GOAL OF THE EXERCISE
Determine which lines of the records include the word "равным", and copy them.

Stored records:
════

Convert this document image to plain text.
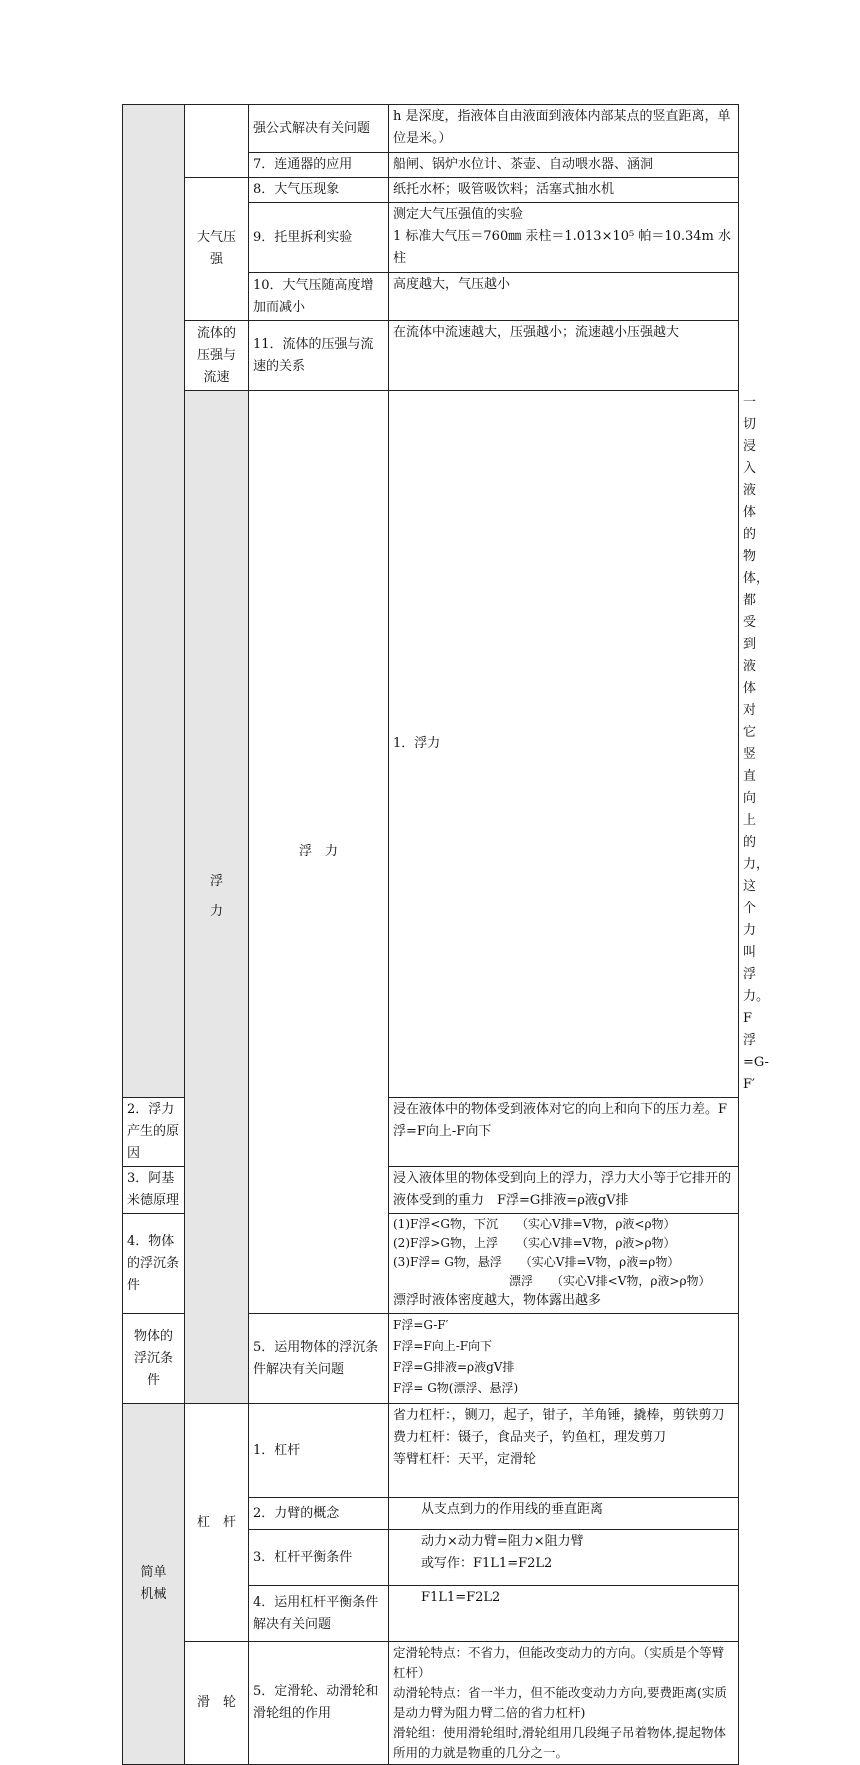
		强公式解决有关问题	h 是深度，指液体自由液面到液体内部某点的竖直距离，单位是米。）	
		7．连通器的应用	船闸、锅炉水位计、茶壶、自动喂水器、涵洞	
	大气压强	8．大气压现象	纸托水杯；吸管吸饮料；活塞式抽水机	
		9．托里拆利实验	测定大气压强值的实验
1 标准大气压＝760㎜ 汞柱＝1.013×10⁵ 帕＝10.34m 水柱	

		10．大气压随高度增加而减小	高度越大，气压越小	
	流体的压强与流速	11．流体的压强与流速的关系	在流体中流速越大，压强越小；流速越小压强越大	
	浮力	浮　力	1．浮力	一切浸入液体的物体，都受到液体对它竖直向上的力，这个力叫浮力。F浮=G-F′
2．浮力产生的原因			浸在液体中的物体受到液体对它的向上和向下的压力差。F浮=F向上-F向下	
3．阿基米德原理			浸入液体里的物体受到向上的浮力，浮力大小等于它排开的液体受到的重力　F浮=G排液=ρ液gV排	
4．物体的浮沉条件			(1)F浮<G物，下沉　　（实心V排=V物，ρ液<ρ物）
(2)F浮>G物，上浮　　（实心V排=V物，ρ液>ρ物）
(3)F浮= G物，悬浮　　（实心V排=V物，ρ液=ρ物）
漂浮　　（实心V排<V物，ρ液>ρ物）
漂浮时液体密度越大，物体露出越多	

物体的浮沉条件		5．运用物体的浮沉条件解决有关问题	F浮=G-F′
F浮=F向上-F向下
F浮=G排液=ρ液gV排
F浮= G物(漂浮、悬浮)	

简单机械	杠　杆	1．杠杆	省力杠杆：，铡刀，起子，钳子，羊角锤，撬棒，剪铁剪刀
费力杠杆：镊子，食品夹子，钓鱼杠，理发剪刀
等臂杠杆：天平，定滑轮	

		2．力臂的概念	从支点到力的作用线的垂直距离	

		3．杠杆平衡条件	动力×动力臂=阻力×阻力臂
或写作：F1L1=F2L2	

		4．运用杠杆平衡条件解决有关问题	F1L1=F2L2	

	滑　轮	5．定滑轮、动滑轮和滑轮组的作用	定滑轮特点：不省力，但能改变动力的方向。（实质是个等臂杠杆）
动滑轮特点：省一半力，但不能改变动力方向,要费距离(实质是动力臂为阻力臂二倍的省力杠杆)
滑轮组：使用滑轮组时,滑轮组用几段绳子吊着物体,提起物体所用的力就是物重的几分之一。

════

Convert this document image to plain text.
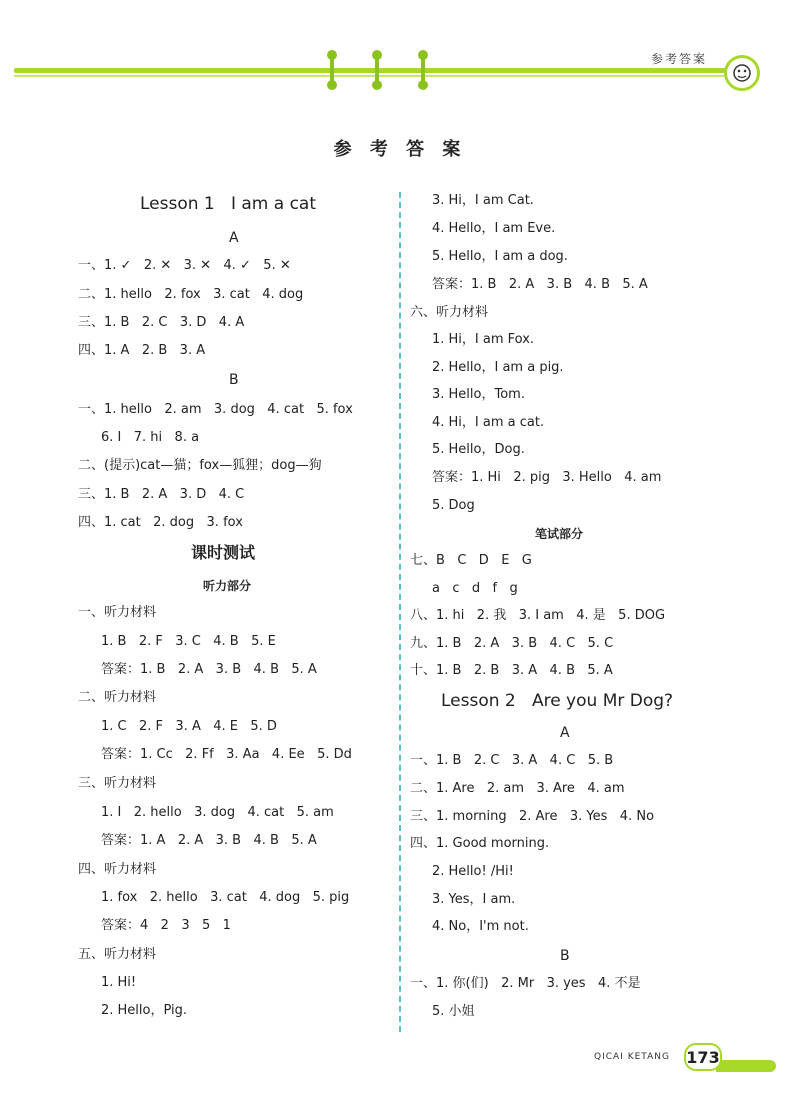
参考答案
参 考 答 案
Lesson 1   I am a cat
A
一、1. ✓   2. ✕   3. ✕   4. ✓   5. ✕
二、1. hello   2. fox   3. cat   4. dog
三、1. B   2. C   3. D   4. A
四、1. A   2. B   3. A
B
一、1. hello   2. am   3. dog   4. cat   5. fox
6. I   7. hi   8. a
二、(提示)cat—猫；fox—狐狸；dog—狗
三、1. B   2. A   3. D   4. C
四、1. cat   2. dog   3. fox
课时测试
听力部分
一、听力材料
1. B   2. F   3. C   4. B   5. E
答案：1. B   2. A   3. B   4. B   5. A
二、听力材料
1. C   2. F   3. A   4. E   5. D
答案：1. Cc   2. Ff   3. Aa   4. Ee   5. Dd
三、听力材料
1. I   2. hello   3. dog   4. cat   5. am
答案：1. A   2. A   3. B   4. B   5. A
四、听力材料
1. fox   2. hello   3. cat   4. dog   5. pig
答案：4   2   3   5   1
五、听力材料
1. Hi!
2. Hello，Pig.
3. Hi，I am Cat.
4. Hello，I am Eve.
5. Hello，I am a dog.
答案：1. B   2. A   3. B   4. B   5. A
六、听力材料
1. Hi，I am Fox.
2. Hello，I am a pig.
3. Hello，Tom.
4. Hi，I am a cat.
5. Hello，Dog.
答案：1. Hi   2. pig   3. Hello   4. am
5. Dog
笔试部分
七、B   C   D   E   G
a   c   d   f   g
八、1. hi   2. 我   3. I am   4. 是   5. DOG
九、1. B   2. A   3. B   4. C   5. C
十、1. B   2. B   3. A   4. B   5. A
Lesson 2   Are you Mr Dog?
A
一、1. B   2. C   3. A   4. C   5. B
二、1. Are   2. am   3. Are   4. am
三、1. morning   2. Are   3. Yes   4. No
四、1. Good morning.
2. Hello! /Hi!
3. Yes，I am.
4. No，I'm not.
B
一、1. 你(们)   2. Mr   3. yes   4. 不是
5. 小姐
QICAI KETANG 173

════

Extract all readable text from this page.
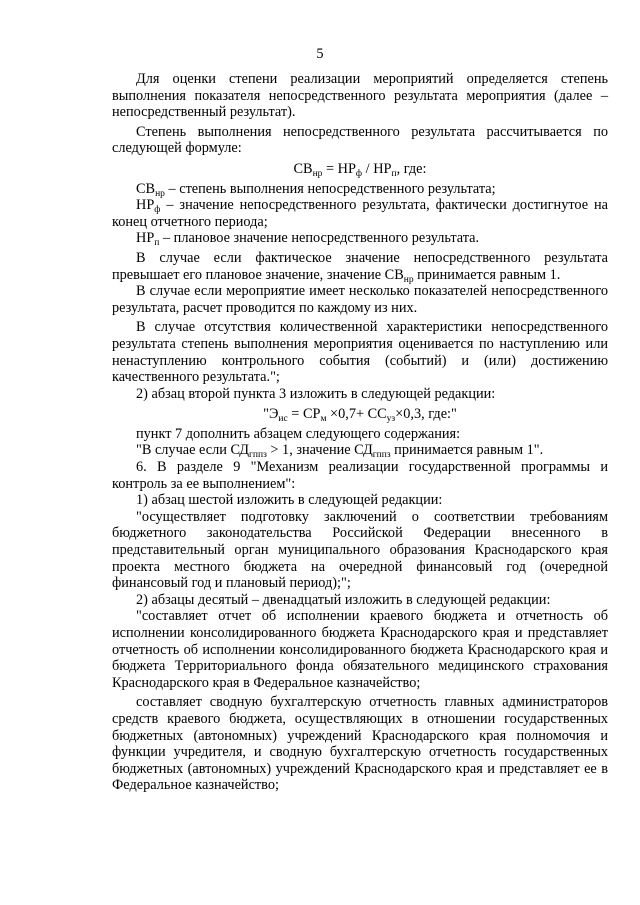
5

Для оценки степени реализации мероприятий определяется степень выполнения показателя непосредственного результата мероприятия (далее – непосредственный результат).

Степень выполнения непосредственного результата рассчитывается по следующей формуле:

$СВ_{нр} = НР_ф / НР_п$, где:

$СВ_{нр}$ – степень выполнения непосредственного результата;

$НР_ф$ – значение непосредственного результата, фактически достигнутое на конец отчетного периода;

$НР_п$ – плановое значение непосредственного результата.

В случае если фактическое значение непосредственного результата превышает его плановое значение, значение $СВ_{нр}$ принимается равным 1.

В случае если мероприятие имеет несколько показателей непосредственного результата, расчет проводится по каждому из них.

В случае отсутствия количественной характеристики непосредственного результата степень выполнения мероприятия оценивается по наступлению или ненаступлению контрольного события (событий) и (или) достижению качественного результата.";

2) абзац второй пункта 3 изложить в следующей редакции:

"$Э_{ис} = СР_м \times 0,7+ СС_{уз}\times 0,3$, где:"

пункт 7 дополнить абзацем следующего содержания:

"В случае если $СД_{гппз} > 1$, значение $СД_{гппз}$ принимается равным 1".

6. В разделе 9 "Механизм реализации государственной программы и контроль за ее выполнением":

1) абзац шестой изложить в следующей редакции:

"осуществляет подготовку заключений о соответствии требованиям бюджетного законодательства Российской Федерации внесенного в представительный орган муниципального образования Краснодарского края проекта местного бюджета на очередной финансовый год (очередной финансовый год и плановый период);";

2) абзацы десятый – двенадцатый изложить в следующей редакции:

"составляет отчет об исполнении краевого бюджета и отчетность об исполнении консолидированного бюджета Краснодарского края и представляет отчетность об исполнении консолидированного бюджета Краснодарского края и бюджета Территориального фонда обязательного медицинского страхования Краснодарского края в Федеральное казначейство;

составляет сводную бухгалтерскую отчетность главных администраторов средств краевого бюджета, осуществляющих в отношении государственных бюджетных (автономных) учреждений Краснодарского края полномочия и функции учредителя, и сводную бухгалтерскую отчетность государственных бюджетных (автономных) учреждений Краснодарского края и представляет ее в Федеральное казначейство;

════

ANSWER IN FULL
В случае если фактическое значение непосредственного результата превышает его плановое значение, значение $СВ_{нр}$ принимается равным 1.
"В случае если $СД_{гппз} > 1$, значение $СД_{гппз}$ принимается равным 1".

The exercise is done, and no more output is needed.